Exercise prompt: Below are the records; reproduce all of them exactly but without any images.

— BEGIN —

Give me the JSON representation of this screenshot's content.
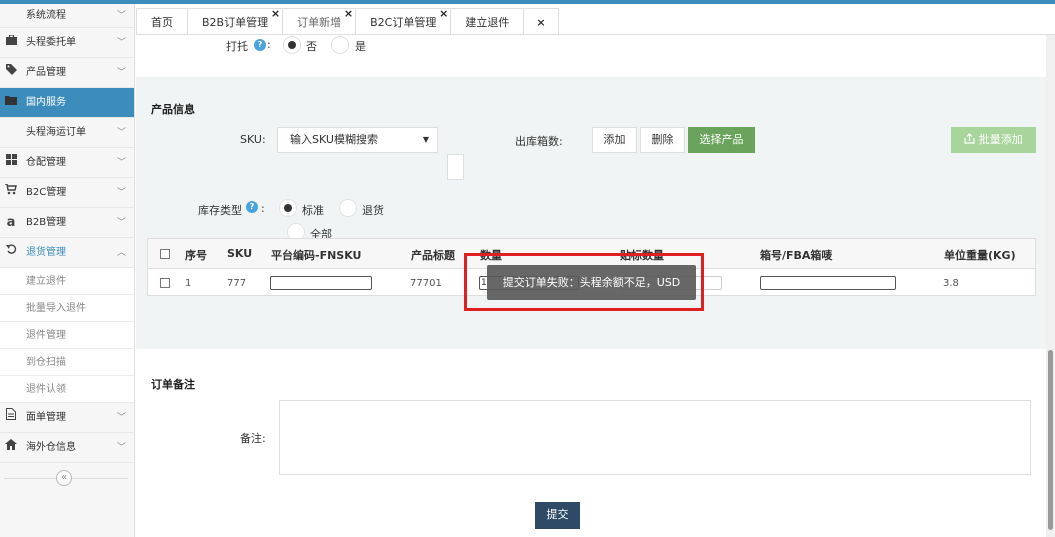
{
  "sidebar": {
    "items": [
      {
        "label": "系统流程",
        "icon": "",
        "chevron": "﹀"
      },
      {
        "label": "头程委托单",
        "icon": "briefcase-icon",
        "chevron": "﹀"
      },
      {
        "label": "产品管理",
        "icon": "tag-icon",
        "chevron": "﹀"
      },
      {
        "label": "国内服务",
        "icon": "folder-icon",
        "chevron": ""
      },
      {
        "label": "头程海运订单",
        "icon": "",
        "chevron": "﹀"
      },
      {
        "label": "仓配管理",
        "icon": "grid-icon",
        "chevron": "﹀"
      },
      {
        "label": "B2C管理",
        "icon": "cart-icon",
        "chevron": "﹀"
      },
      {
        "label": "B2B管理",
        "icon": "amazon-icon",
        "chevron": "﹀"
      },
      {
        "label": "退货管理",
        "icon": "undo-icon",
        "chevron": "︿"
      }
    ],
    "sub_items": [
      "建立退件",
      "批量导入退件",
      "退件管理",
      "到仓扫描",
      "退件认领"
    ],
    "items_after": [
      {
        "label": "面单管理",
        "icon": "document-icon",
        "chevron": "﹀"
      },
      {
        "label": "海外仓信息",
        "icon": "home-icon",
        "chevron": "﹀"
      }
    ],
    "collapse_symbol": "«"
  },
  "tabs": [
    {
      "label": "首页",
      "closable": false
    },
    {
      "label": "B2B订单管理",
      "closable": true
    },
    {
      "label": "订单新增",
      "closable": true,
      "active": true
    },
    {
      "label": "B2C订单管理",
      "closable": true
    },
    {
      "label": "建立退件",
      "closable": false
    }
  ],
  "tab_close_all": "×",
  "tab_close_symbol": "×",
  "pallet": {
    "label": "打托",
    "colon": ":",
    "options": [
      "否",
      "是"
    ],
    "selected": "否"
  },
  "product_info": {
    "title": "产品信息",
    "sku_label": "SKU:",
    "sku_select_value": "输入SKU模糊搜索",
    "outbound_cartons_label": "出库箱数:",
    "add_button": "添加",
    "delete_button": "删除",
    "select_product_button": "选择产品",
    "bulk_add_button": "批量添加",
    "inventory_type_label": "库存类型",
    "inventory_colon": ":",
    "inventory_options": [
      "标准",
      "退货",
      "全部"
    ],
    "inventory_selected": "标准"
  },
  "table": {
    "headers": [
      "序号",
      "SKU",
      "平台编码-FNSKU",
      "产品标题",
      "数量",
      "贴标数量",
      "箱号/FBA箱唛",
      "单位重量(KG)"
    ],
    "rows": [
      {
        "index": "1",
        "sku": "777",
        "fnsku": "",
        "title": "77701",
        "qty": "1",
        "label_qty": "",
        "box": "",
        "weight": "3.8"
      }
    ]
  },
  "toast": {
    "message": "提交订单失败：头程余额不足，USD"
  },
  "remarks": {
    "title": "订单备注",
    "label": "备注:",
    "value": ""
  },
  "submit_button": "提交",
  "colors": {
    "brand": "#3c8dbc",
    "green": "#6aa35b",
    "alert_border": "#e02020"
  }
}
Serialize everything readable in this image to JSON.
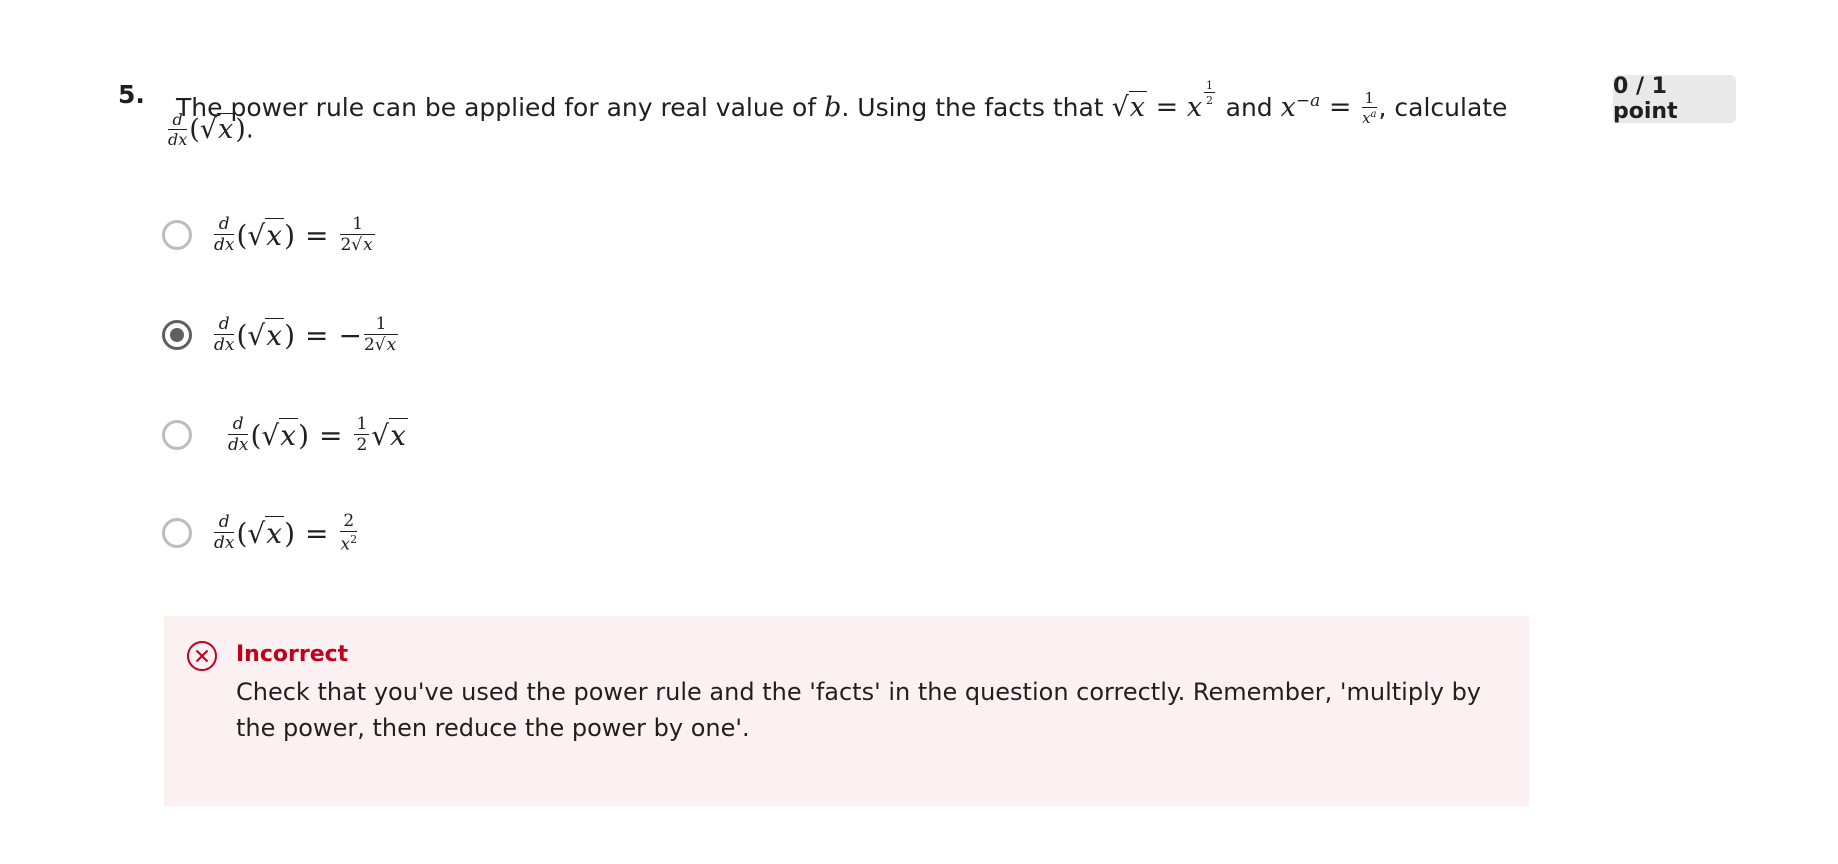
{
  "question": {
    "number": "5.",
    "text_intro": "The power rule can be applied for any real value of",
    "var_b": "b",
    "text_facts": ". Using the facts that",
    "text_and": "and",
    "text_calculate": ", calculate",
    "text_end": "."
  },
  "points": {
    "label": "0 / 1 point"
  },
  "options": [
    {
      "id": "opt-1",
      "selected": false,
      "rhs": "1/(2√x)"
    },
    {
      "id": "opt-2",
      "selected": true,
      "rhs": "-1/(2√x)"
    },
    {
      "id": "opt-3",
      "selected": false,
      "rhs": "(1/2)√x"
    },
    {
      "id": "opt-4",
      "selected": false,
      "rhs": "2/x^2"
    }
  ],
  "feedback": {
    "status": "Incorrect",
    "message": "Check that you've used the power rule and the 'facts' in the question correctly.  Remember, 'multiply by the power, then reduce the power by one'."
  },
  "colors": {
    "incorrect": "#c2001a",
    "feedback_bg": "#fcf1f2",
    "badge_bg": "#e9e9e9",
    "radio_selected": "#5f5f5f",
    "radio_unselected": "#bdbdbd"
  },
  "icons": {
    "feedback_icon": "circle-x-icon"
  }
}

— END —

Correct result:
Give me the JSON representation of this screenshot's content.
{
  "sidebar": {
    "items": [
      {
        "label": "系统流程",
        "icon": "",
        "chevron": "﹀"
      },
      {
        "label": "头程委托单",
        "icon": "briefcase-icon",
        "chevron": "﹀"
      },
      {
        "label": "产品管理",
        "icon": "tag-icon",
        "chevron": "﹀"
      },
      {
        "label": "国内服务",
        "icon": "folder-icon",
        "chevron": ""
      },
      {
        "label": "头程海运订单",
        "icon": "",
        "chevron": "﹀"
      },
      {
        "label": "仓配管理",
        "icon": "grid-icon",
        "chevron": "﹀"
      },
      {
        "label": "B2C管理",
        "icon": "cart-icon",
        "chevron": "﹀"
      },
      {
        "label": "B2B管理",
        "icon": "amazon-icon",
        "chevron": "﹀"
      },
      {
        "label": "退货管理",
        "icon": "undo-icon",
        "chevron": "︿"
      }
    ],
    "sub_items": [
      "建立退件",
      "批量导入退件",
      "退件管理",
      "到仓扫描",
      "退件认领"
    ],
    "items_after": [
      {
        "label": "面单管理",
        "icon": "document-icon",
        "chevron": "﹀"
      },
      {
        "label": "海外仓信息",
        "icon": "home-icon",
        "chevron": "﹀"
      }
    ],
    "collapse_symbol": "«"
  },
  "tabs": [
    {
      "label": "首页",
      "closable": false
    },
    {
      "label": "B2B订单管理",
      "closable": true
    },
    {
      "label": "订单新增",
      "closable": true,
      "active": true
    },
    {
      "label": "B2C订单管理",
      "closable": true
    },
    {
      "label": "建立退件",
      "closable": false
    }
  ],
  "tab_close_all": "×",
  "tab_close_symbol": "×",
  "pallet": {
    "label": "打托",
    "colon": ":",
    "options": [
      "否",
      "是"
    ],
    "selected": "否"
  },
  "product_info": {
    "title": "产品信息",
    "sku_label": "SKU:",
    "sku_select_value": "输入SKU模糊搜索",
    "outbound_cartons_label": "出库箱数:",
    "add_button": "添加",
    "delete_button": "删除",
    "select_product_button": "选择产品",
    "bulk_add_button": "批量添加",
    "inventory_type_label": "库存类型",
    "inventory_colon": ":",
    "inventory_options": [
      "标准",
      "退货",
      "全部"
    ],
    "inventory_selected": "标准"
  },
  "table": {
    "headers": [
      "序号",
      "SKU",
      "平台编码-FNSKU",
      "产品标题",
      "数量",
      "贴标数量",
      "箱号/FBA箱唛",
      "单位重量(KG)"
    ],
    "rows": [
      {
        "index": "1",
        "sku": "777",
        "fnsku": "",
        "title": "77701",
        "qty": "1",
        "label_qty": "",
        "box": "",
        "weight": "3.8"
      }
    ]
  },
  "toast": {
    "message": "提交订单失败：头程余额不足，USD"
  },
  "remarks": {
    "title": "订单备注",
    "label": "备注:",
    "value": ""
  },
  "submit_button": "提交",
  "colors": {
    "brand": "#3c8dbc",
    "green": "#6aa35b",
    "alert_border": "#e02020"
  }
}
Serialize everything readable in this image to JSON.
{
  "question": {
    "number": "5.",
    "text_intro": "The power rule can be applied for any real value of",
    "var_b": "b",
    "text_facts": ". Using the facts that",
    "text_and": "and",
    "text_calculate": ", calculate",
    "text_end": "."
  },
  "points": {
    "label": "0 / 1 point"
  },
  "options": [
    {
      "id": "opt-1",
      "selected": false,
      "rhs": "1/(2√x)"
    },
    {
      "id": "opt-2",
      "selected": true,
      "rhs": "-1/(2√x)"
    },
    {
      "id": "opt-3",
      "selected": false,
      "rhs": "(1/2)√x"
    },
    {
      "id": "opt-4",
      "selected": false,
      "rhs": "2/x^2"
    }
  ],
  "feedback": {
    "status": "Incorrect",
    "message": "Check that you've used the power rule and the 'facts' in the question correctly.  Remember, 'multiply by the power, then reduce the power by one'."
  },
  "colors": {
    "incorrect": "#c2001a",
    "feedback_bg": "#fcf1f2",
    "badge_bg": "#e9e9e9",
    "radio_selected": "#5f5f5f",
    "radio_unselected": "#bdbdbd"
  },
  "icons": {
    "feedback_icon": "circle-x-icon"
  }
}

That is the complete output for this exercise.